__Given instruction__
Go through the data below and copy it exactly, skipping every picture.

····················

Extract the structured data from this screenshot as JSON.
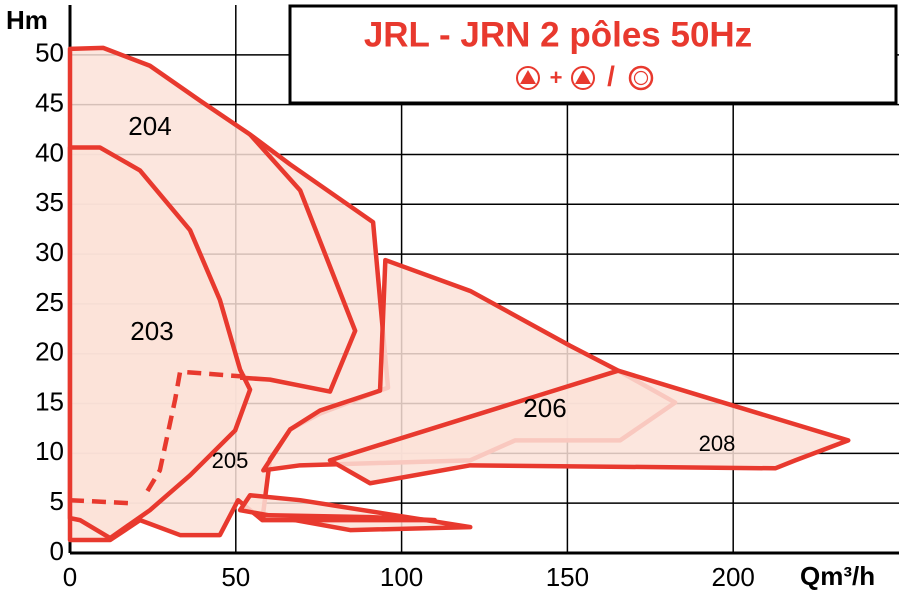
{
  "chart_data": {
    "type": "region",
    "title": "JRL - JRN 2 pôles 50Hz",
    "subtitle_parts": [
      "+",
      "/"
    ],
    "x_label": "Qm³/h",
    "y_label": "Hm",
    "xlim": [
      0,
      250
    ],
    "ylim": [
      0,
      55
    ],
    "xticks": [
      0,
      50,
      100,
      150,
      200
    ],
    "yticks": [
      0,
      5,
      10,
      15,
      20,
      25,
      30,
      35,
      40,
      45,
      50
    ],
    "grid": true,
    "stroke_color": "#e8392e",
    "fill_color": "#fbe2d8",
    "series": [
      {
        "name": "204",
        "closed": true,
        "x": [
          0,
          10,
          24.1,
          39.2,
          54.3,
          66.4,
          91.4,
          95.9,
          75.4,
          66.4,
          60.3,
          58,
          50.7,
          45.2,
          33.2,
          21.1,
          12.1,
          0
        ],
        "y": [
          50.6,
          50.7,
          48.9,
          45.4,
          42,
          39,
          33.2,
          16.6,
          14,
          12.4,
          9.4,
          3.3,
          5.3,
          1.8,
          1.8,
          3.3,
          1.3,
          1.3
        ]
      },
      {
        "name": "206",
        "closed": true,
        "x": [
          58.3,
          66.4,
          75.4,
          93.5,
          95.1,
          120.7,
          150.8,
          165.3,
          182.5,
          165.9,
          134.2,
          120.7,
          69.4
        ],
        "y": [
          8.3,
          12.4,
          14.3,
          16.3,
          29.4,
          26.3,
          20.8,
          18.3,
          15.1,
          11.3,
          11.3,
          9.3,
          8.8
        ]
      },
      {
        "name": "208",
        "closed": true,
        "x": [
          165.3,
          190,
          234.7,
          218.7,
          212.7,
          120.7,
          90.5,
          78.4
        ],
        "y": [
          18.3,
          15.8,
          11.3,
          9.3,
          8.5,
          8.8,
          7,
          9.3
        ]
      },
      {
        "name": "205",
        "closed": true,
        "x": [
          54.3,
          69.4,
          120.7,
          84.5,
          51.3
        ],
        "y": [
          5.8,
          5.3,
          2.6,
          2.3,
          4.3
        ]
      },
      {
        "closed": true,
        "x": [
          58.3,
          90.5,
          110,
          58.3
        ],
        "y": [
          3.8,
          3.6,
          3.3,
          3.3
        ]
      },
      {
        "name": "203",
        "closed": true,
        "x": [
          0,
          9,
          21.1,
          36.2,
          45.2,
          51.3,
          54.3,
          49.8,
          36.2,
          24.1,
          12.1,
          3,
          0
        ],
        "y": [
          40.7,
          40.7,
          38.4,
          32.4,
          25.4,
          18.4,
          16.4,
          12.3,
          7.8,
          4.3,
          1.5,
          3.3,
          3.5
        ]
      },
      {
        "closed": false,
        "x": [
          54.3,
          69.4,
          86,
          78.4,
          60.3,
          51.3
        ],
        "y": [
          42,
          36.4,
          22.3,
          16.2,
          17.4,
          17.6
        ]
      },
      {
        "closed": false,
        "dashed": true,
        "x": [
          52.8,
          33.2,
          31.7,
          27.1,
          22.6
        ],
        "y": [
          17.7,
          18.2,
          15.4,
          8.3,
          5.8
        ]
      },
      {
        "closed": false,
        "dashed": true,
        "x": [
          0,
          18.1
        ],
        "y": [
          5.3,
          5
        ]
      }
    ]
  }
}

····················

__Solution to the exercise__
Extract the structured data from this screenshot as JSON.
{
  "chart_data": {
    "type": "region",
    "title": "JRL - JRN 2 pôles 50Hz",
    "subtitle_parts": [
      "+",
      "/"
    ],
    "x_label": "Qm³/h",
    "y_label": "Hm",
    "xlim": [
      0,
      250
    ],
    "ylim": [
      0,
      55
    ],
    "xticks": [
      0,
      50,
      100,
      150,
      200
    ],
    "yticks": [
      0,
      5,
      10,
      15,
      20,
      25,
      30,
      35,
      40,
      45,
      50
    ],
    "grid": true,
    "stroke_color": "#e8392e",
    "fill_color": "#fbe2d8",
    "series": [
      {
        "name": "204",
        "closed": true,
        "x": [
          0,
          10,
          24.1,
          39.2,
          54.3,
          66.4,
          91.4,
          95.9,
          75.4,
          66.4,
          60.3,
          58,
          50.7,
          45.2,
          33.2,
          21.1,
          12.1,
          0
        ],
        "y": [
          50.6,
          50.7,
          48.9,
          45.4,
          42,
          39,
          33.2,
          16.6,
          14,
          12.4,
          9.4,
          3.3,
          5.3,
          1.8,
          1.8,
          3.3,
          1.3,
          1.3
        ]
      },
      {
        "name": "206",
        "closed": true,
        "x": [
          58.3,
          66.4,
          75.4,
          93.5,
          95.1,
          120.7,
          150.8,
          165.3,
          182.5,
          165.9,
          134.2,
          120.7,
          69.4
        ],
        "y": [
          8.3,
          12.4,
          14.3,
          16.3,
          29.4,
          26.3,
          20.8,
          18.3,
          15.1,
          11.3,
          11.3,
          9.3,
          8.8
        ]
      },
      {
        "name": "208",
        "closed": true,
        "x": [
          165.3,
          190,
          234.7,
          218.7,
          212.7,
          120.7,
          90.5,
          78.4
        ],
        "y": [
          18.3,
          15.8,
          11.3,
          9.3,
          8.5,
          8.8,
          7,
          9.3
        ]
      },
      {
        "name": "205",
        "closed": true,
        "x": [
          54.3,
          69.4,
          120.7,
          84.5,
          51.3
        ],
        "y": [
          5.8,
          5.3,
          2.6,
          2.3,
          4.3
        ]
      },
      {
        "closed": true,
        "x": [
          58.3,
          90.5,
          110,
          58.3
        ],
        "y": [
          3.8,
          3.6,
          3.3,
          3.3
        ]
      },
      {
        "name": "203",
        "closed": true,
        "x": [
          0,
          9,
          21.1,
          36.2,
          45.2,
          51.3,
          54.3,
          49.8,
          36.2,
          24.1,
          12.1,
          3,
          0
        ],
        "y": [
          40.7,
          40.7,
          38.4,
          32.4,
          25.4,
          18.4,
          16.4,
          12.3,
          7.8,
          4.3,
          1.5,
          3.3,
          3.5
        ]
      },
      {
        "closed": false,
        "x": [
          54.3,
          69.4,
          86,
          78.4,
          60.3,
          51.3
        ],
        "y": [
          42,
          36.4,
          22.3,
          16.2,
          17.4,
          17.6
        ]
      },
      {
        "closed": false,
        "dashed": true,
        "x": [
          52.8,
          33.2,
          31.7,
          27.1,
          22.6
        ],
        "y": [
          17.7,
          18.2,
          15.4,
          8.3,
          5.8
        ]
      },
      {
        "closed": false,
        "dashed": true,
        "x": [
          0,
          18.1
        ],
        "y": [
          5.3,
          5
        ]
      }
    ]
  }
}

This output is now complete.